Your task is to output the data exactly as it stands.

* Start *

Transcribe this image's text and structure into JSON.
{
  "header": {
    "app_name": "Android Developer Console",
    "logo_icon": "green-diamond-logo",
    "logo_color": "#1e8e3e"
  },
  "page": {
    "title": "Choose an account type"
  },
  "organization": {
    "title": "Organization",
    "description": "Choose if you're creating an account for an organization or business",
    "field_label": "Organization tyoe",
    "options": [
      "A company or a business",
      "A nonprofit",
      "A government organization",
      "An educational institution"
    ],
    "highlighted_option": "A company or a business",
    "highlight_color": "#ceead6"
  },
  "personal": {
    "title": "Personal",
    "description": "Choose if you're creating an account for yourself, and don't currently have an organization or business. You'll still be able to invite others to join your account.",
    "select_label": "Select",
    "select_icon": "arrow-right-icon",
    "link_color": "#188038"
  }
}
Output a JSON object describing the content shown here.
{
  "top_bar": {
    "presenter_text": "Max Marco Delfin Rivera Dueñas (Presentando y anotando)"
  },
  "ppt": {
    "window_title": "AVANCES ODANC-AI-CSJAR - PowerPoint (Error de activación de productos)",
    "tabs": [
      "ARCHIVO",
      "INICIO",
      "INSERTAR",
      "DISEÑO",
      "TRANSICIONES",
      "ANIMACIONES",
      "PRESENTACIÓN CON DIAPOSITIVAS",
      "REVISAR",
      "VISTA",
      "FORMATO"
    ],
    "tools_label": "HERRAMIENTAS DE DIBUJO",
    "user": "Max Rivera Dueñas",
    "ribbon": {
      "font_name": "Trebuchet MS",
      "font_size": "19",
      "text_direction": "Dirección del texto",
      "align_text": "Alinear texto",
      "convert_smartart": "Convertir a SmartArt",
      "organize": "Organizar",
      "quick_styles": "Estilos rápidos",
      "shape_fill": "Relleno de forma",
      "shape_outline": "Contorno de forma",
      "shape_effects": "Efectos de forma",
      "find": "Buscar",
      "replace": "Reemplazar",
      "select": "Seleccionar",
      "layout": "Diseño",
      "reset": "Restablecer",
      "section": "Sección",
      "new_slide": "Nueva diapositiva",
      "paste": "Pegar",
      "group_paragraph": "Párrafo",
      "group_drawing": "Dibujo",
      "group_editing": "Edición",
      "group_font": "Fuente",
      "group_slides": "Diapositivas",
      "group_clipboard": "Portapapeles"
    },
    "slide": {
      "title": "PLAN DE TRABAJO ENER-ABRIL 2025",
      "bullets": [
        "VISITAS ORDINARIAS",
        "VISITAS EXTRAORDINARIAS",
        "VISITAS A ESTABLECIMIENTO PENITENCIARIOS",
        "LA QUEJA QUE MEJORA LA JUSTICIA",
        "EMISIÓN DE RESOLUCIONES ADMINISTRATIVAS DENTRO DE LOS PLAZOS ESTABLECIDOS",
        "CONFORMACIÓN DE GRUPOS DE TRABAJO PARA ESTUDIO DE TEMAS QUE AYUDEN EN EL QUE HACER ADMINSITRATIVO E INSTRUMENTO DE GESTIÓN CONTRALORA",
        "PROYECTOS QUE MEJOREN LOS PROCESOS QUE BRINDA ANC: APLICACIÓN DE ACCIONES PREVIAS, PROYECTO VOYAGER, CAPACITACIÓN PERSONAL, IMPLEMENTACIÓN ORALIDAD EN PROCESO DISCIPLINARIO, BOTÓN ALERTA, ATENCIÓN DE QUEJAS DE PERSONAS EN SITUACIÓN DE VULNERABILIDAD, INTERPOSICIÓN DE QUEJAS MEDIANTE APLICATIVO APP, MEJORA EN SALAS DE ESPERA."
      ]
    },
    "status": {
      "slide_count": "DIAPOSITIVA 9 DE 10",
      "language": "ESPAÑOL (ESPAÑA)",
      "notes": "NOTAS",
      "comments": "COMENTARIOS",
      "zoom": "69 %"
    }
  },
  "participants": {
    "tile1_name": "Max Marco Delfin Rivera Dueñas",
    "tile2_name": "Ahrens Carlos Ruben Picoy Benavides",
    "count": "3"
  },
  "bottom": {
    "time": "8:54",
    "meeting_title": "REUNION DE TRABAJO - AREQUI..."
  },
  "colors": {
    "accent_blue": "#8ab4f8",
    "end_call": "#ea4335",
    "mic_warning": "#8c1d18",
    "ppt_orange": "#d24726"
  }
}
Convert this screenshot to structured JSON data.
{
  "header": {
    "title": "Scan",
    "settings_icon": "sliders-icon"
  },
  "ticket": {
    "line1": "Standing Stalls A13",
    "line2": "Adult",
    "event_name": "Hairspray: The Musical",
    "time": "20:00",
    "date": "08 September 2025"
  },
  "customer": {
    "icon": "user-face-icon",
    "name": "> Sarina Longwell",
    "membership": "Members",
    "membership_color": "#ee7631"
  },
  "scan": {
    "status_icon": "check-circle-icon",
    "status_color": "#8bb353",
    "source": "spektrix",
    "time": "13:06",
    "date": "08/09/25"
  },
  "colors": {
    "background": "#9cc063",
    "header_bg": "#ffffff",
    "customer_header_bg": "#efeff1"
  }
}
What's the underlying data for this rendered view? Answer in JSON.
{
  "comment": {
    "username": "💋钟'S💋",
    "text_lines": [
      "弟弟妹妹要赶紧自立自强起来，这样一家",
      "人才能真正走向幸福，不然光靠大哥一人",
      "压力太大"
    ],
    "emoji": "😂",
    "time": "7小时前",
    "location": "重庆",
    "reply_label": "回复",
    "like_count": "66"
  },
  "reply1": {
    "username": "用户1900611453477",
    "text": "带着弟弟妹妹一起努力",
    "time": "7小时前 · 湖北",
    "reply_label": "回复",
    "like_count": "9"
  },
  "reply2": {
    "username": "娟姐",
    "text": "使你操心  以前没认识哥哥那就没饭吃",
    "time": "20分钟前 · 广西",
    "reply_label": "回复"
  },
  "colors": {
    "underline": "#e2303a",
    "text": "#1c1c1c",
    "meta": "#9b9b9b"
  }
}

* End *

=== Response to this exercise ===
Transcribe this image's text and structure into JSON.
{
  "header": {
    "app_name": "Android Developer Console",
    "logo_icon": "green-diamond-logo",
    "logo_color": "#1e8e3e"
  },
  "page": {
    "title": "Choose an account type"
  },
  "organization": {
    "title": "Organization",
    "description": "Choose if you're creating an account for an organization or business",
    "field_label": "Organization tyoe",
    "options": [
      "A company or a business",
      "A nonprofit",
      "A government organization",
      "An educational institution"
    ],
    "highlighted_option": "A company or a business",
    "highlight_color": "#ceead6"
  },
  "personal": {
    "title": "Personal",
    "description": "Choose if you're creating an account for yourself, and don't currently have an organization or business. You'll still be able to invite others to join your account.",
    "select_label": "Select",
    "select_icon": "arrow-right-icon",
    "link_color": "#188038"
  }
}
Output a JSON object describing the content shown here.
{
  "top_bar": {
    "presenter_text": "Max Marco Delfin Rivera Dueñas (Presentando y anotando)"
  },
  "ppt": {
    "window_title": "AVANCES ODANC-AI-CSJAR - PowerPoint (Error de activación de productos)",
    "tabs": [
      "ARCHIVO",
      "INICIO",
      "INSERTAR",
      "DISEÑO",
      "TRANSICIONES",
      "ANIMACIONES",
      "PRESENTACIÓN CON DIAPOSITIVAS",
      "REVISAR",
      "VISTA",
      "FORMATO"
    ],
    "tools_label": "HERRAMIENTAS DE DIBUJO",
    "user": "Max Rivera Dueñas",
    "ribbon": {
      "font_name": "Trebuchet MS",
      "font_size": "19",
      "text_direction": "Dirección del texto",
      "align_text": "Alinear texto",
      "convert_smartart": "Convertir a SmartArt",
      "organize": "Organizar",
      "quick_styles": "Estilos rápidos",
      "shape_fill": "Relleno de forma",
      "shape_outline": "Contorno de forma",
      "shape_effects": "Efectos de forma",
      "find": "Buscar",
      "replace": "Reemplazar",
      "select": "Seleccionar",
      "layout": "Diseño",
      "reset": "Restablecer",
      "section": "Sección",
      "new_slide": "Nueva diapositiva",
      "paste": "Pegar",
      "group_paragraph": "Párrafo",
      "group_drawing": "Dibujo",
      "group_editing": "Edición",
      "group_font": "Fuente",
      "group_slides": "Diapositivas",
      "group_clipboard": "Portapapeles"
    },
    "slide": {
      "title": "PLAN DE TRABAJO ENER-ABRIL 2025",
      "bullets": [
        "VISITAS ORDINARIAS",
        "VISITAS EXTRAORDINARIAS",
        "VISITAS A ESTABLECIMIENTO PENITENCIARIOS",
        "LA QUEJA QUE MEJORA LA JUSTICIA",
        "EMISIÓN DE RESOLUCIONES ADMINISTRATIVAS DENTRO DE LOS PLAZOS ESTABLECIDOS",
        "CONFORMACIÓN DE GRUPOS DE TRABAJO PARA ESTUDIO DE TEMAS QUE AYUDEN EN EL QUE HACER ADMINSITRATIVO E INSTRUMENTO DE GESTIÓN CONTRALORA",
        "PROYECTOS QUE MEJOREN LOS PROCESOS QUE BRINDA ANC: APLICACIÓN DE ACCIONES PREVIAS, PROYECTO VOYAGER, CAPACITACIÓN PERSONAL, IMPLEMENTACIÓN ORALIDAD EN PROCESO DISCIPLINARIO, BOTÓN ALERTA, ATENCIÓN DE QUEJAS DE PERSONAS EN SITUACIÓN DE VULNERABILIDAD, INTERPOSICIÓN DE QUEJAS MEDIANTE APLICATIVO APP, MEJORA EN SALAS DE ESPERA."
      ]
    },
    "status": {
      "slide_count": "DIAPOSITIVA 9 DE 10",
      "language": "ESPAÑOL (ESPAÑA)",
      "notes": "NOTAS",
      "comments": "COMENTARIOS",
      "zoom": "69 %"
    }
  },
  "participants": {
    "tile1_name": "Max Marco Delfin Rivera Dueñas",
    "tile2_name": "Ahrens Carlos Ruben Picoy Benavides",
    "count": "3"
  },
  "bottom": {
    "time": "8:54",
    "meeting_title": "REUNION DE TRABAJO - AREQUI..."
  },
  "colors": {
    "accent_blue": "#8ab4f8",
    "end_call": "#ea4335",
    "mic_warning": "#8c1d18",
    "ppt_orange": "#d24726"
  }
}
Convert this screenshot to structured JSON data.
{
  "header": {
    "title": "Scan",
    "settings_icon": "sliders-icon"
  },
  "ticket": {
    "line1": "Standing Stalls A13",
    "line2": "Adult",
    "event_name": "Hairspray: The Musical",
    "time": "20:00",
    "date": "08 September 2025"
  },
  "customer": {
    "icon": "user-face-icon",
    "name": "> Sarina Longwell",
    "membership": "Members",
    "membership_color": "#ee7631"
  },
  "scan": {
    "status_icon": "check-circle-icon",
    "status_color": "#8bb353",
    "source": "spektrix",
    "time": "13:06",
    "date": "08/09/25"
  },
  "colors": {
    "background": "#9cc063",
    "header_bg": "#ffffff",
    "customer_header_bg": "#efeff1"
  }
}
What's the underlying data for this rendered view? Answer in JSON.
{
  "comment": {
    "username": "💋钟'S💋",
    "text_lines": [
      "弟弟妹妹要赶紧自立自强起来，这样一家",
      "人才能真正走向幸福，不然光靠大哥一人",
      "压力太大"
    ],
    "emoji": "😂",
    "time": "7小时前",
    "location": "重庆",
    "reply_label": "回复",
    "like_count": "66"
  },
  "reply1": {
    "username": "用户1900611453477",
    "text": "带着弟弟妹妹一起努力",
    "time": "7小时前 · 湖北",
    "reply_label": "回复",
    "like_count": "9"
  },
  "reply2": {
    "username": "娟姐",
    "text": "使你操心  以前没认识哥哥那就没饭吃",
    "time": "20分钟前 · 广西",
    "reply_label": "回复"
  },
  "colors": {
    "underline": "#e2303a",
    "text": "#1c1c1c",
    "meta": "#9b9b9b"
  }
}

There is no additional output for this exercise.